Extracted data entries:
★ ★ ★ ★ ★ ★ ★

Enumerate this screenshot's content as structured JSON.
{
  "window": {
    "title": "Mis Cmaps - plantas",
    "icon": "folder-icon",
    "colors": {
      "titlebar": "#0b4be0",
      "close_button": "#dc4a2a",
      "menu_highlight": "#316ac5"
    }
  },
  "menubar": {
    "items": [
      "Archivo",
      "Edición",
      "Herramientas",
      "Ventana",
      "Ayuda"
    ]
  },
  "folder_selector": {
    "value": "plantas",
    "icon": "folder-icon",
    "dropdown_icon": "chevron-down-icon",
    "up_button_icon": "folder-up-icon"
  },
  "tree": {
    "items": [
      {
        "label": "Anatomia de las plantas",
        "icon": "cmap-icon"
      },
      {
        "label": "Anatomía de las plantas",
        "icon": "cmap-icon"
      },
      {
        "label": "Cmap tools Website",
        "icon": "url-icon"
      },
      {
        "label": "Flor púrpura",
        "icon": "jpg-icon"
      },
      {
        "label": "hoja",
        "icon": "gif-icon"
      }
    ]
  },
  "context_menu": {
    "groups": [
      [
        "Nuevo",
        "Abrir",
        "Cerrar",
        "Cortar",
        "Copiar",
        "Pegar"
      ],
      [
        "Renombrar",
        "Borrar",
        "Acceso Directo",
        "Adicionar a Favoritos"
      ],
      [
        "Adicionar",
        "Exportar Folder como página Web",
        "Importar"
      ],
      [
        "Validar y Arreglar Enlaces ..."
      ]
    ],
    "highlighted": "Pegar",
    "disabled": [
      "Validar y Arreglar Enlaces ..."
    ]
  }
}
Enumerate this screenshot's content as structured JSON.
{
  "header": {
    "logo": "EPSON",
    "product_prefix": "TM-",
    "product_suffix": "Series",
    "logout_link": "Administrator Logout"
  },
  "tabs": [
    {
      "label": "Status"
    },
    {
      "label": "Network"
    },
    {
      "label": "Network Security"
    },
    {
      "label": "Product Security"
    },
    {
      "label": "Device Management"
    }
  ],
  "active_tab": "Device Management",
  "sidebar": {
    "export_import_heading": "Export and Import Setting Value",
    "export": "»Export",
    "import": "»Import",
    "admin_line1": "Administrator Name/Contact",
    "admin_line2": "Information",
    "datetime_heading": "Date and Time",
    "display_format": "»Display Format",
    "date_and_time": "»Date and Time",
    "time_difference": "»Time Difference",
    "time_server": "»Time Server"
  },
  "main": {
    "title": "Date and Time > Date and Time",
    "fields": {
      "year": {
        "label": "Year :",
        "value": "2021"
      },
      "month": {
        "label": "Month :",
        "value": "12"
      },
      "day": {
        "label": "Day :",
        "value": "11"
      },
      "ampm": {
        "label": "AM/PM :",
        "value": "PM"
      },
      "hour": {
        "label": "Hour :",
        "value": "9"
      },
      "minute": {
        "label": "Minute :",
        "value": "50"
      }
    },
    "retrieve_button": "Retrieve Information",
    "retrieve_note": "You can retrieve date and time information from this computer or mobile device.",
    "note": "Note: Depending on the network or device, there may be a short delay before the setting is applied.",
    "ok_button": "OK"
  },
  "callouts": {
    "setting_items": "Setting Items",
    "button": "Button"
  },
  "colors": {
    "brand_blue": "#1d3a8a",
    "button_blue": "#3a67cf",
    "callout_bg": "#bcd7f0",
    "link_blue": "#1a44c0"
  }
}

★ ★ ★ ★ ★ ★ ★

Prompt
Print every entry exactly as it appears.

Solution
Enumerate this screenshot's content as structured JSON.
{
  "window": {
    "title": "Mis Cmaps - plantas",
    "icon": "folder-icon",
    "colors": {
      "titlebar": "#0b4be0",
      "close_button": "#dc4a2a",
      "menu_highlight": "#316ac5"
    }
  },
  "menubar": {
    "items": [
      "Archivo",
      "Edición",
      "Herramientas",
      "Ventana",
      "Ayuda"
    ]
  },
  "folder_selector": {
    "value": "plantas",
    "icon": "folder-icon",
    "dropdown_icon": "chevron-down-icon",
    "up_button_icon": "folder-up-icon"
  },
  "tree": {
    "items": [
      {
        "label": "Anatomia de las plantas",
        "icon": "cmap-icon"
      },
      {
        "label": "Anatomía de las plantas",
        "icon": "cmap-icon"
      },
      {
        "label": "Cmap tools Website",
        "icon": "url-icon"
      },
      {
        "label": "Flor púrpura",
        "icon": "jpg-icon"
      },
      {
        "label": "hoja",
        "icon": "gif-icon"
      }
    ]
  },
  "context_menu": {
    "groups": [
      [
        "Nuevo",
        "Abrir",
        "Cerrar",
        "Cortar",
        "Copiar",
        "Pegar"
      ],
      [
        "Renombrar",
        "Borrar",
        "Acceso Directo",
        "Adicionar a Favoritos"
      ],
      [
        "Adicionar",
        "Exportar Folder como página Web",
        "Importar"
      ],
      [
        "Validar y Arreglar Enlaces ..."
      ]
    ],
    "highlighted": "Pegar",
    "disabled": [
      "Validar y Arreglar Enlaces ..."
    ]
  }
}
Enumerate this screenshot's content as structured JSON.
{
  "header": {
    "logo": "EPSON",
    "product_prefix": "TM-",
    "product_suffix": "Series",
    "logout_link": "Administrator Logout"
  },
  "tabs": [
    {
      "label": "Status"
    },
    {
      "label": "Network"
    },
    {
      "label": "Network Security"
    },
    {
      "label": "Product Security"
    },
    {
      "label": "Device Management"
    }
  ],
  "active_tab": "Device Management",
  "sidebar": {
    "export_import_heading": "Export and Import Setting Value",
    "export": "»Export",
    "import": "»Import",
    "admin_line1": "Administrator Name/Contact",
    "admin_line2": "Information",
    "datetime_heading": "Date and Time",
    "display_format": "»Display Format",
    "date_and_time": "»Date and Time",
    "time_difference": "»Time Difference",
    "time_server": "»Time Server"
  },
  "main": {
    "title": "Date and Time > Date and Time",
    "fields": {
      "year": {
        "label": "Year :",
        "value": "2021"
      },
      "month": {
        "label": "Month :",
        "value": "12"
      },
      "day": {
        "label": "Day :",
        "value": "11"
      },
      "ampm": {
        "label": "AM/PM :",
        "value": "PM"
      },
      "hour": {
        "label": "Hour :",
        "value": "9"
      },
      "minute": {
        "label": "Minute :",
        "value": "50"
      }
    },
    "retrieve_button": "Retrieve Information",
    "retrieve_note": "You can retrieve date and time information from this computer or mobile device.",
    "note": "Note: Depending on the network or device, there may be a short delay before the setting is applied.",
    "ok_button": "OK"
  },
  "callouts": {
    "setting_items": "Setting Items",
    "button": "Button"
  },
  "colors": {
    "brand_blue": "#1d3a8a",
    "button_blue": "#3a67cf",
    "callout_bg": "#bcd7f0",
    "link_blue": "#1a44c0"
  }
}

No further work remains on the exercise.